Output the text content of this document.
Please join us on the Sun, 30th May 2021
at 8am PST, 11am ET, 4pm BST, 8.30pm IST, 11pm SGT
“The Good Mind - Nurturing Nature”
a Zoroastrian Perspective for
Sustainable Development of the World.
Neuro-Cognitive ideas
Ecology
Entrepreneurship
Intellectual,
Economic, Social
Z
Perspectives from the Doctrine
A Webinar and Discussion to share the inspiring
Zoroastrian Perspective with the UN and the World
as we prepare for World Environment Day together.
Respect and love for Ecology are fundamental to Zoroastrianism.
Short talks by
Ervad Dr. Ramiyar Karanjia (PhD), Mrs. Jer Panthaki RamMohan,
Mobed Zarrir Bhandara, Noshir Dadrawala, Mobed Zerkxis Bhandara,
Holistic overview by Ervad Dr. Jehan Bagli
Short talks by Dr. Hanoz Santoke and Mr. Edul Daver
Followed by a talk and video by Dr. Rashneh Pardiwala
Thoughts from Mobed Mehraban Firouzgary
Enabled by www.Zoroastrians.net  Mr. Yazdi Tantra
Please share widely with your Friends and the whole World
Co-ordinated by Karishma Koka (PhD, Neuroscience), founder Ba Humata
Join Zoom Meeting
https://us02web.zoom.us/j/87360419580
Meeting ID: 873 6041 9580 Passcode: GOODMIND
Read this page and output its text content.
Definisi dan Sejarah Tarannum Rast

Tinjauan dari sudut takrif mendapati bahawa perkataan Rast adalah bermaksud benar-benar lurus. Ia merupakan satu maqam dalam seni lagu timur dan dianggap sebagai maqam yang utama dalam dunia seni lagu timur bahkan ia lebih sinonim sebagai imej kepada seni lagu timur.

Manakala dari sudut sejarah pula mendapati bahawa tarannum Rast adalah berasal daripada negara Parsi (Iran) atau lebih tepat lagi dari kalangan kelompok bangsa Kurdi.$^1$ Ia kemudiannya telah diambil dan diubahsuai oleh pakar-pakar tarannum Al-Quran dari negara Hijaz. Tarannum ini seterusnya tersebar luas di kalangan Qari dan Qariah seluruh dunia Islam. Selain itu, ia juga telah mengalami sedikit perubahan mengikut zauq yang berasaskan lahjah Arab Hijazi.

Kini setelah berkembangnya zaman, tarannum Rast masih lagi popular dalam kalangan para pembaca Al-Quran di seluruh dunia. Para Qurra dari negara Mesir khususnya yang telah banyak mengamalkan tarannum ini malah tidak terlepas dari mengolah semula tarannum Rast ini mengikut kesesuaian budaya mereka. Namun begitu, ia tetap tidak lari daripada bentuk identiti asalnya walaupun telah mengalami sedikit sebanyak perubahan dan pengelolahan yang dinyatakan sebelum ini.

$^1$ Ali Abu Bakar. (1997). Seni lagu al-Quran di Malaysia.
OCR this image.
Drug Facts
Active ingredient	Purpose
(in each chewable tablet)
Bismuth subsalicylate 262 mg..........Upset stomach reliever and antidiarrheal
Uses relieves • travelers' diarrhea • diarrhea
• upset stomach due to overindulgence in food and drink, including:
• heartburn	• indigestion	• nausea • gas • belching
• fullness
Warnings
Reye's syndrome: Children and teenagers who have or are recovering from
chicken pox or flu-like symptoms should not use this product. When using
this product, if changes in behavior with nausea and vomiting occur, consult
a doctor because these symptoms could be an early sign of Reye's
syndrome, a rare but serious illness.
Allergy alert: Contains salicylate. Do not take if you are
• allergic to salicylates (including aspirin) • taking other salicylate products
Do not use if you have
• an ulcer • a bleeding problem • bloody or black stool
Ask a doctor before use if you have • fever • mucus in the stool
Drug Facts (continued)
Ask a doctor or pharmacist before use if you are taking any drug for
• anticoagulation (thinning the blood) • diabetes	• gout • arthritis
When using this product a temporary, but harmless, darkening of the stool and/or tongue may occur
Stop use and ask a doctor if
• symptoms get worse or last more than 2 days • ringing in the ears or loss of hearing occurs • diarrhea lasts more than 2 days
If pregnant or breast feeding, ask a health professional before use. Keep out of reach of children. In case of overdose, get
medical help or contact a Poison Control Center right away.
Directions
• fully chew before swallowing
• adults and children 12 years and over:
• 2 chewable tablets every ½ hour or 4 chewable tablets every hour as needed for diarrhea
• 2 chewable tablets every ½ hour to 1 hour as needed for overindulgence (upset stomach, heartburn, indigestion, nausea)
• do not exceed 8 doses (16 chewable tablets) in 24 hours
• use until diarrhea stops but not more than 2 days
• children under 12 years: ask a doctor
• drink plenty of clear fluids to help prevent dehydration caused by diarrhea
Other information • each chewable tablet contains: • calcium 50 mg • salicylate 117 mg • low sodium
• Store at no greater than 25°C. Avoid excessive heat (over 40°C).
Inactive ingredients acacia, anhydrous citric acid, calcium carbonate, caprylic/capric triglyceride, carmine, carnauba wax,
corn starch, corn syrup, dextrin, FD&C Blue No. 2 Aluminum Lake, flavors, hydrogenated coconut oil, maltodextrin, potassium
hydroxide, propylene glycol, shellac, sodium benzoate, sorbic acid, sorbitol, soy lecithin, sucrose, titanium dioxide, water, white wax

□ □ □

§ Problem statement: Looking at the records above, say how many lines hold the string "heartburn". Write nothing but the number.

§ Final result: 2